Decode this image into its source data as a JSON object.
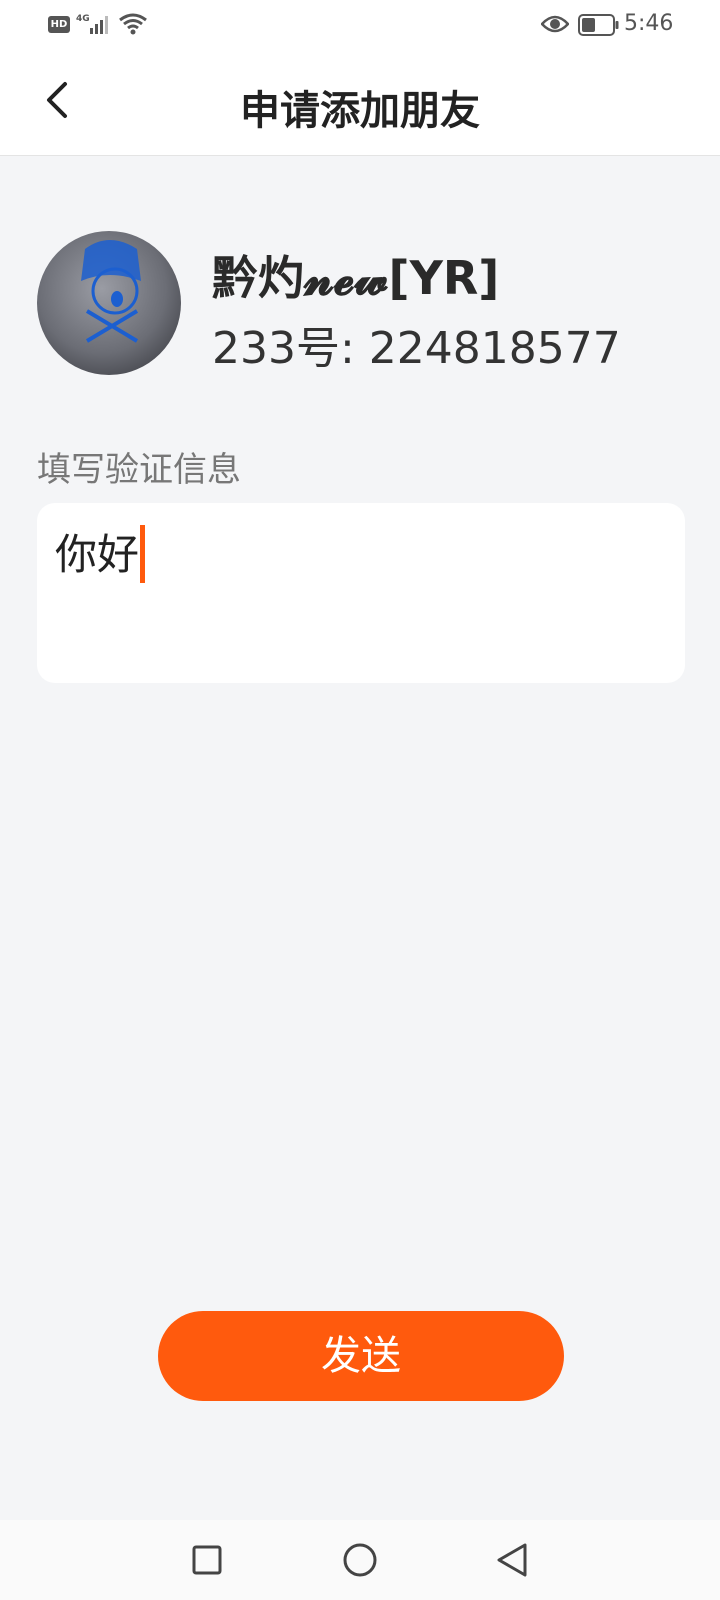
{
  "status_bar": {
    "hd": "HD",
    "network": "4G",
    "time": "5:46"
  },
  "header": {
    "title": "申请添加朋友",
    "back_icon": "chevron-left-icon"
  },
  "profile": {
    "nickname": "黔灼𝓷𝓮𝔀[YR]",
    "uid": "233号: 224818577"
  },
  "verify": {
    "label": "填写验证信息",
    "value": "你好"
  },
  "send_button": {
    "label": "发送"
  },
  "nav_bar": {
    "icons": [
      "square-icon",
      "circle-icon",
      "triangle-back-icon"
    ]
  },
  "colors": {
    "accent": "#ff5a0d",
    "background": "#f4f5f7"
  }
}
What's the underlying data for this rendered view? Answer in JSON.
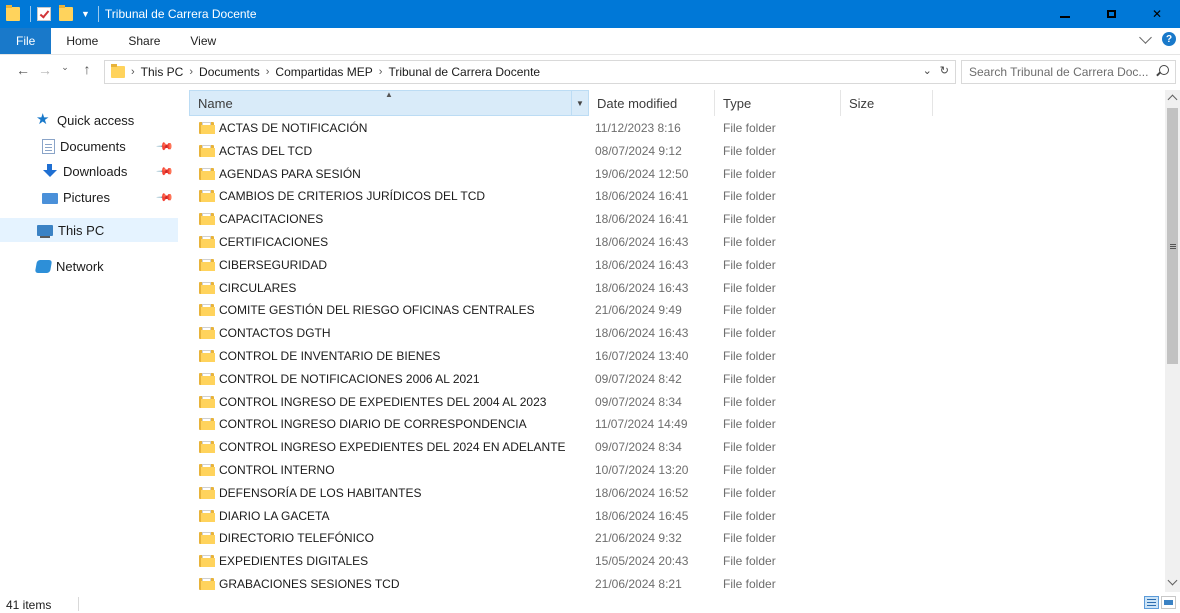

--------------------------------

Reproduce every record above exactly, but leave out the pictures.

* **Finished task**
Decode this image into its source data as a JSON object.
{
  "status_bar": {
    "hd": "HD",
    "network": "4G",
    "time": "5:46"
  },
  "header": {
    "title": "申请添加朋友",
    "back_icon": "chevron-left-icon"
  },
  "profile": {
    "nickname": "黔灼𝓷𝓮𝔀[YR]",
    "uid": "233号: 224818577"
  },
  "verify": {
    "label": "填写验证信息",
    "value": "你好"
  },
  "send_button": {
    "label": "发送"
  },
  "nav_bar": {
    "icons": [
      "square-icon",
      "circle-icon",
      "triangle-back-icon"
    ]
  },
  "colors": {
    "accent": "#ff5a0d",
    "background": "#f4f5f7"
  }
}
What's the underlying data for this rendered view? Answer in JSON.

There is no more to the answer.